- What the task requires:
List the areas in which, according to the article on WeWork below, the founders took wrong turns while growing the enterprise.

By
Professor G. Sabarinathan1
Ever since its first attempt at an Initial Public Offering (IPO) was dropped, news about the developments at the highly visible co-working space provider, WeWork, later on rechristened as The We Company started tumbling out in the form of numerous press stories. Books were written about its meteoric rise and the equally visible crises it descended into.
This article is based on one such book, The Cult of We – WeWork, Adam Neumann, and the Great Startup Delusion by Eliot Brown and Maureen Farrell2. Both Brown and Farrell had been tracking the evolution of the company for the Wall Street Journal for many years.
The book itself is somewhat on the lengthy side, at 400 plus pages, in the edition I read. Even with less real estate devoted to the not so commendable interests of the founder, Adam Neumann, such as substance abuse on a grand scale, the many residences that he acquired, the various vanities of his wife Rebekah Neumann and so on, the reader can get a sense of the personal lives led by the Neumanns and their hopeless style of managing the enterprise.
Brown and Farrell provide a detailed picture of the many wrong turns that the founders took while growing the enterprise – in terms of strategic direction, pursuing growth in sales at the expense of profitability, the management of people and corporate governance.
The story of WeWork’s evolution is worth knowing in some detail, even if it be boring and all too predictable for those who have read accounts of corporate misgovernance in other enterprises in the past. It is the equivalent of salacious gossip from the world of startups, even if one does not see any object lessons worth learning from it.
The part that investors played
It is generally believed that venture capitalists (VCs) bring great discipline into evaluating investment opportunities before committing funding or managing their investments once funding is committed. WeWork, in contrast, appears to have been as much a product of inadequate diligence on the part of those investors who shovelled barrel loads of money into the venture in seeming recklessness. WeWork was funded by some of the best names in the world of VC and private equity like Benchmark and Goldman Sachs.

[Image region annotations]

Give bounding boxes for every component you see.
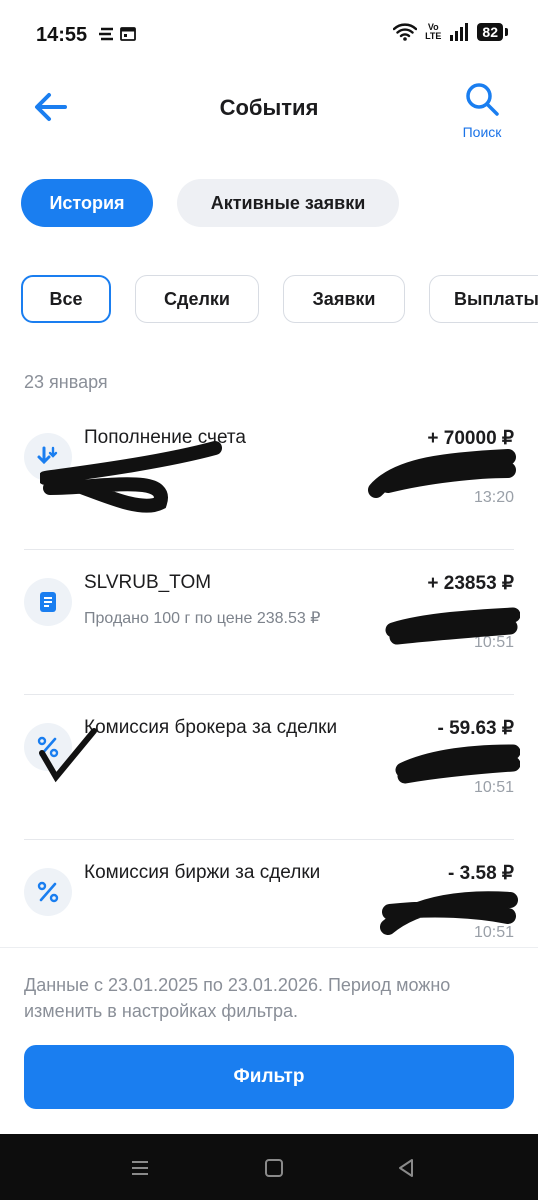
battery-icon bbox=[505, 28, 508, 36]
event-subtitle: Продано 100 г по цене 238.53 ₽ bbox=[84, 610, 321, 627]
event-time: 10:51 bbox=[473, 924, 514, 941]
chip-orders[interactable]: Заявки bbox=[283, 275, 405, 323]
date-header: 23 января bbox=[24, 372, 108, 392]
event-list: Пополнение счета + 70000 ₽ 13:20 SLVRUB_… bbox=[0, 405, 538, 985]
status-time: 14:55 bbox=[36, 24, 88, 46]
app-header: События Поиск bbox=[0, 75, 538, 155]
system-icons: Vo LTE 82 bbox=[393, 23, 508, 41]
chip-payouts[interactable]: Выплаты bbox=[429, 275, 538, 323]
notification-icons bbox=[98, 27, 136, 41]
event-time: 10:51 bbox=[473, 779, 514, 796]
status-bar: 14:55 Vo LTE 82 bbox=[0, 0, 538, 70]
percent-icon bbox=[24, 868, 72, 916]
event-time: 13:20 bbox=[473, 489, 514, 506]
volte-indicator: Vo LTE bbox=[425, 22, 442, 41]
event-title: SLVRUB_TOM bbox=[84, 572, 212, 593]
document-icon bbox=[24, 578, 72, 626]
tab-history[interactable]: История bbox=[21, 179, 153, 227]
tab-active-orders[interactable]: Активные заявки bbox=[177, 179, 399, 227]
event-title: Комиссия биржи за сделки bbox=[84, 862, 321, 883]
segment-tabs: История Активные заявки bbox=[21, 179, 399, 227]
list-item[interactable]: Комиссия брокера за сделки - 59.63 ₽ 10:… bbox=[0, 695, 538, 840]
recent-apps-icon[interactable] bbox=[128, 1156, 152, 1180]
list-item[interactable]: SLVRUB_TOM Продано 100 г по цене 238.53 … bbox=[0, 550, 538, 695]
signal-icon bbox=[450, 23, 469, 41]
percent-icon bbox=[24, 723, 72, 771]
event-amount: + 70000 ₽ bbox=[427, 428, 514, 449]
deposit-arrows-icon bbox=[24, 433, 72, 481]
event-amount: - 3.58 ₽ bbox=[448, 863, 514, 884]
filter-chips: Все Сделки Заявки Выплаты bbox=[21, 275, 538, 323]
battery-level: 82 bbox=[477, 23, 503, 41]
filter-button[interactable]: Фильтр bbox=[24, 1045, 514, 1109]
period-note: Данные с 23.01.2025 по 23.01.2026. Перио… bbox=[24, 975, 451, 1021]
wifi-icon bbox=[393, 23, 418, 41]
event-amount: + 23853 ₽ bbox=[427, 573, 514, 594]
search-label: Поиск bbox=[462, 124, 502, 140]
event-amount: - 59.63 ₽ bbox=[437, 718, 514, 739]
list-item[interactable]: Пополнение счета + 70000 ₽ 13:20 bbox=[0, 405, 538, 550]
search-button[interactable]: Поиск bbox=[452, 81, 512, 140]
chip-all[interactable]: Все bbox=[21, 275, 111, 323]
search-icon bbox=[466, 83, 499, 116]
system-nav-bar bbox=[0, 1134, 538, 1200]
footer-panel: Данные с 23.01.2025 по 23.01.2026. Перио… bbox=[0, 948, 538, 1134]
event-time: 10:51 bbox=[473, 634, 514, 651]
back-icon[interactable] bbox=[394, 1156, 418, 1180]
event-title: Пополнение счета bbox=[84, 427, 246, 448]
chip-deals[interactable]: Сделки bbox=[135, 275, 259, 323]
home-icon[interactable] bbox=[262, 1156, 286, 1180]
notes-icon bbox=[99, 27, 113, 41]
calendar-icon bbox=[120, 27, 136, 41]
event-title: Комиссия брокера за сделки bbox=[84, 717, 338, 738]
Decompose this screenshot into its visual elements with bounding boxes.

- Problem solution:
- Strategic direction
- Pursuing growth in sales at the expense of profitability
- The management of people
- Corporate governance